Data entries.
** Begin **

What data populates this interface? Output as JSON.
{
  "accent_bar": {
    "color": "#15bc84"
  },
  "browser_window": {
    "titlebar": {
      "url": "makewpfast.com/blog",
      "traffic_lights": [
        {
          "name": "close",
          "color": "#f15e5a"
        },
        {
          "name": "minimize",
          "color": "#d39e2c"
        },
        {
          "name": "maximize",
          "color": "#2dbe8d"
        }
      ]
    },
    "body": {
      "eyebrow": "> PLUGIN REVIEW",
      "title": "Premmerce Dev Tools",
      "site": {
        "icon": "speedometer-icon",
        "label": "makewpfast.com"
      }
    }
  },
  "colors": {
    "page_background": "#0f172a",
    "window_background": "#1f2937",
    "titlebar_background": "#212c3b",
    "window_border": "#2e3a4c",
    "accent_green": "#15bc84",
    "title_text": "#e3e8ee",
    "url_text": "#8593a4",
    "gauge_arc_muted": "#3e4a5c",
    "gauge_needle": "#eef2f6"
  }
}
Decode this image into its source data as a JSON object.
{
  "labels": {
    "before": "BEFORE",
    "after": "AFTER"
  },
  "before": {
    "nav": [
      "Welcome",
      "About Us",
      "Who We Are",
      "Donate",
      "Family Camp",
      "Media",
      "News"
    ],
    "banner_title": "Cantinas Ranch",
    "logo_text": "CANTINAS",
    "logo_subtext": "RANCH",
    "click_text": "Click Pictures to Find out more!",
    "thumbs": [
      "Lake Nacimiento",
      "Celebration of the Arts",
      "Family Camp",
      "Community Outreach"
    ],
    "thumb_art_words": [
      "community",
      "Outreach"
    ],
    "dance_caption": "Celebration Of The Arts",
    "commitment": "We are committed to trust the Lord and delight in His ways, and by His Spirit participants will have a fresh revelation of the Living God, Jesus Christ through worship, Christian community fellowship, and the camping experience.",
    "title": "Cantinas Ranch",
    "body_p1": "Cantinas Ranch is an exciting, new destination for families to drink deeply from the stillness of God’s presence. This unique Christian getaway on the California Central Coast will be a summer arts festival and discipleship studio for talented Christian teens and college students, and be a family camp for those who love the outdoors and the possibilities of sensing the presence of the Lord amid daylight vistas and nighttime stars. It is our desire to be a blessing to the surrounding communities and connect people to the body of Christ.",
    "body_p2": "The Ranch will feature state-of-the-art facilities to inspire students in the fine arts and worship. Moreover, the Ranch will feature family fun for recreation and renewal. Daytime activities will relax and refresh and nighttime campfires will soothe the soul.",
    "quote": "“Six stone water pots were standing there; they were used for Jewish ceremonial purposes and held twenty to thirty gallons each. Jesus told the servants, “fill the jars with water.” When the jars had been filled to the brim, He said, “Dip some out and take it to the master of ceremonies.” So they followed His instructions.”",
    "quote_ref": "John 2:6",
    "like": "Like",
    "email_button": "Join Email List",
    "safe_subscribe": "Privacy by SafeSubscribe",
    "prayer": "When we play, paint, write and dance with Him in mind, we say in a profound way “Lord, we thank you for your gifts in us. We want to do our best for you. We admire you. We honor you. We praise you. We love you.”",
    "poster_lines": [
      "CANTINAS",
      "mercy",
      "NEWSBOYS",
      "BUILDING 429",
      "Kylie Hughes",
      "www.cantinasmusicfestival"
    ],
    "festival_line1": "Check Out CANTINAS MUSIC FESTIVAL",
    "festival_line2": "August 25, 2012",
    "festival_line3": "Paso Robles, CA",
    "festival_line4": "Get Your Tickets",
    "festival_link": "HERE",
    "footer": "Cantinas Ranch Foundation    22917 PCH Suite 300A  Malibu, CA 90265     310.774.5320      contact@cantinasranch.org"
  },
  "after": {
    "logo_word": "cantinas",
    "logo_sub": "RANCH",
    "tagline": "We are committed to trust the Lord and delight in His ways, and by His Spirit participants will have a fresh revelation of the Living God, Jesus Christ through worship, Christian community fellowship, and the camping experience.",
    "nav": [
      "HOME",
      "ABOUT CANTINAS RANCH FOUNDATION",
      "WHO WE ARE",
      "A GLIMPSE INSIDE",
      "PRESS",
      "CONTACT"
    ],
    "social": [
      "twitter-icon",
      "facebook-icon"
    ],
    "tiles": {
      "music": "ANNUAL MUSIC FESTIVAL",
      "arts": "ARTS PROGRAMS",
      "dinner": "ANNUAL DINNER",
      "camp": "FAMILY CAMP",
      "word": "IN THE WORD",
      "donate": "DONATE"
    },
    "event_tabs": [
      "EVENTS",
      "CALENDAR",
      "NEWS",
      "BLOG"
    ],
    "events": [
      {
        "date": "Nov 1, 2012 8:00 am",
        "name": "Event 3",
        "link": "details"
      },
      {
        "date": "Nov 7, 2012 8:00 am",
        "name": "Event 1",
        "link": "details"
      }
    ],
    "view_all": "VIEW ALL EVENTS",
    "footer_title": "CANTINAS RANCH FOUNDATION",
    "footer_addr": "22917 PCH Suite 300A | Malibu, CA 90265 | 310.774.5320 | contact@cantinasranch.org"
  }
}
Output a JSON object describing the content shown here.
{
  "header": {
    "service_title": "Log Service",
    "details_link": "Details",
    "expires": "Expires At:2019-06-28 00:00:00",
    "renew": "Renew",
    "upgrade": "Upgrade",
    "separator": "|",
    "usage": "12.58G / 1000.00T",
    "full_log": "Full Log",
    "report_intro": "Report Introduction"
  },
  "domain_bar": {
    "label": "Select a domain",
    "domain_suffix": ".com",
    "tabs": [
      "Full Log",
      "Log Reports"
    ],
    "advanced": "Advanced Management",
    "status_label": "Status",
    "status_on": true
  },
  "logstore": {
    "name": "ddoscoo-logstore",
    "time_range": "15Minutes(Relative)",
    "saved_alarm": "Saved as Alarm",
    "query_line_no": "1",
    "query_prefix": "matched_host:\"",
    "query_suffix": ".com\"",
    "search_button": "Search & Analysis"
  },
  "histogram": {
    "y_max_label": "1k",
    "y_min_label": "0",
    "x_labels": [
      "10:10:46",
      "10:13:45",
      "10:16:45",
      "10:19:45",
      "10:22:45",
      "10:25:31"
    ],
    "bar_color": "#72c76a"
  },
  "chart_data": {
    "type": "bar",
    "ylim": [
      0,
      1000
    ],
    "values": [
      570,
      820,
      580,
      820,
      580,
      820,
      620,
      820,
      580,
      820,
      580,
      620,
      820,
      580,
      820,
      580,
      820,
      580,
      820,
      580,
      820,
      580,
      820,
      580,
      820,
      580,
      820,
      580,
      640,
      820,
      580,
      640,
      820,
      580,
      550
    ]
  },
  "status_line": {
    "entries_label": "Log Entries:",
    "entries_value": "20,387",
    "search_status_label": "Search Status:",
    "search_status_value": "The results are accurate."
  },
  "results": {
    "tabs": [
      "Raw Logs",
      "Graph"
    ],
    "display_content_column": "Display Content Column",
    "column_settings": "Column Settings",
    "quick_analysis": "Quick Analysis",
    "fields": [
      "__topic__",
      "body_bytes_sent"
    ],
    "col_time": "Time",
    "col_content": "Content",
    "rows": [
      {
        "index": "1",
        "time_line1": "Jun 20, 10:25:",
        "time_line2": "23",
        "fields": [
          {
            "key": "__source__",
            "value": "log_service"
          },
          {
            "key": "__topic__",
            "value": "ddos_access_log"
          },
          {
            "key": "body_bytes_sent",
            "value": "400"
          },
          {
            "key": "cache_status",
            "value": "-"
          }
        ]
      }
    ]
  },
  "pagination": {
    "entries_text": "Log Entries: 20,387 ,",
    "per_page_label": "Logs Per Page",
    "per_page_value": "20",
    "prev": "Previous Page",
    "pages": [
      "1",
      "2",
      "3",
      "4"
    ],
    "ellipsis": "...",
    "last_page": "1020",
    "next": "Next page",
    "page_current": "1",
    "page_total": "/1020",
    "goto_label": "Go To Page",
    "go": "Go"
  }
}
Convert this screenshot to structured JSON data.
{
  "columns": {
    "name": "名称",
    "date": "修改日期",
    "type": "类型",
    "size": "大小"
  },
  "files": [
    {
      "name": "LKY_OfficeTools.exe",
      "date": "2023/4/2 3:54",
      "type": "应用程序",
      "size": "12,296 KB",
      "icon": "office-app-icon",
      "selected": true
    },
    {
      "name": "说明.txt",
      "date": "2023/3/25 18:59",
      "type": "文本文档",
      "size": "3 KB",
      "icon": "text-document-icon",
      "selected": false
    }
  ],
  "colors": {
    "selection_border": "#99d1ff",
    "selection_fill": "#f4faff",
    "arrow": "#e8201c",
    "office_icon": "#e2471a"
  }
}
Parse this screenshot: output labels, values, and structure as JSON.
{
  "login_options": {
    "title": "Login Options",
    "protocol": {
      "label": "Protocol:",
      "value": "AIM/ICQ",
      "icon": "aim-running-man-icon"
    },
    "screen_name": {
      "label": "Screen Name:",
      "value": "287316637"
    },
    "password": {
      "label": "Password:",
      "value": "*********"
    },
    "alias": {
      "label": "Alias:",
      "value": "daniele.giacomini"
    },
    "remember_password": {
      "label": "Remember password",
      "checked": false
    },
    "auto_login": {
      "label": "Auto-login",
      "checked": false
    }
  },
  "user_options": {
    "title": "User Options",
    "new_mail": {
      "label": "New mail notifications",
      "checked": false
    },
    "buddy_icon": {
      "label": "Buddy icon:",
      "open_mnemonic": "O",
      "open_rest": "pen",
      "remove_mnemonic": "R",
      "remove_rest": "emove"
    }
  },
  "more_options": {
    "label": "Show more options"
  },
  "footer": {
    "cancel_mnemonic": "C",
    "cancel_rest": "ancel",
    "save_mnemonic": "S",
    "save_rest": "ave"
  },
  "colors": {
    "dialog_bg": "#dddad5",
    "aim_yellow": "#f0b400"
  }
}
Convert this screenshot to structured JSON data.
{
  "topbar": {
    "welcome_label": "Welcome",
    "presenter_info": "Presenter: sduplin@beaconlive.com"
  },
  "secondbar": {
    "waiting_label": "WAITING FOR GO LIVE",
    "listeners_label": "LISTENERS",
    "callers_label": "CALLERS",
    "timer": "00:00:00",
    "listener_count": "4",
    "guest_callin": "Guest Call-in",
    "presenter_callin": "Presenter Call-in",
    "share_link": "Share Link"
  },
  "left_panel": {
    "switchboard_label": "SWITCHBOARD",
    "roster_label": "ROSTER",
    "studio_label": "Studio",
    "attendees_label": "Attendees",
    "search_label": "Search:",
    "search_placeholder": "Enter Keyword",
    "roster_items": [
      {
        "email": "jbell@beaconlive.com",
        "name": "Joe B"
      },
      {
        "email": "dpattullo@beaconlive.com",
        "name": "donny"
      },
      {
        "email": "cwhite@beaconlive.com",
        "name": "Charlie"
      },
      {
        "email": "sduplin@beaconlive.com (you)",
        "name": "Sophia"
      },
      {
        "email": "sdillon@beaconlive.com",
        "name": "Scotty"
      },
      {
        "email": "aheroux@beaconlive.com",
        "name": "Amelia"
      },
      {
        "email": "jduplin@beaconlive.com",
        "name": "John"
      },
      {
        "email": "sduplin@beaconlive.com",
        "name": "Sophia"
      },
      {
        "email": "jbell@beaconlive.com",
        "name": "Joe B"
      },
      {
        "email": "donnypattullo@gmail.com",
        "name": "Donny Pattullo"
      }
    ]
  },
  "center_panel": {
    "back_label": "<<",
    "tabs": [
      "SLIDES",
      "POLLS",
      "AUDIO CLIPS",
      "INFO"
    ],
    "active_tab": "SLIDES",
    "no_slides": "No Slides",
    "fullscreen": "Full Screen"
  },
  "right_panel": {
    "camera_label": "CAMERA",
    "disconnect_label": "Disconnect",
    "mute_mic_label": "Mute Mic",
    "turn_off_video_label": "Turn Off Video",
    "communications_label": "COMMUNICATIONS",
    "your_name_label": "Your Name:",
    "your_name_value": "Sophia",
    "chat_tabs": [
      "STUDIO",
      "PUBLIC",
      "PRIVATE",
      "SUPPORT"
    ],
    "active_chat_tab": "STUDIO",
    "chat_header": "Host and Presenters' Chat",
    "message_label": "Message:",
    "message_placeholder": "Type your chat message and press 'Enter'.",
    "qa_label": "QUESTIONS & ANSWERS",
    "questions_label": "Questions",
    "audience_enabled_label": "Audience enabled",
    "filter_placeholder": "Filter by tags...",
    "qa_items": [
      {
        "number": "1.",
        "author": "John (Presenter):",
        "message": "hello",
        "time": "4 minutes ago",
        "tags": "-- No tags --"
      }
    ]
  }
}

** End **

Given request. Extract every line that has the string "object" in it.

Result for this exercise.
Decode this image into its source data as a JSON object.
Output a JSON object describing the content shown here.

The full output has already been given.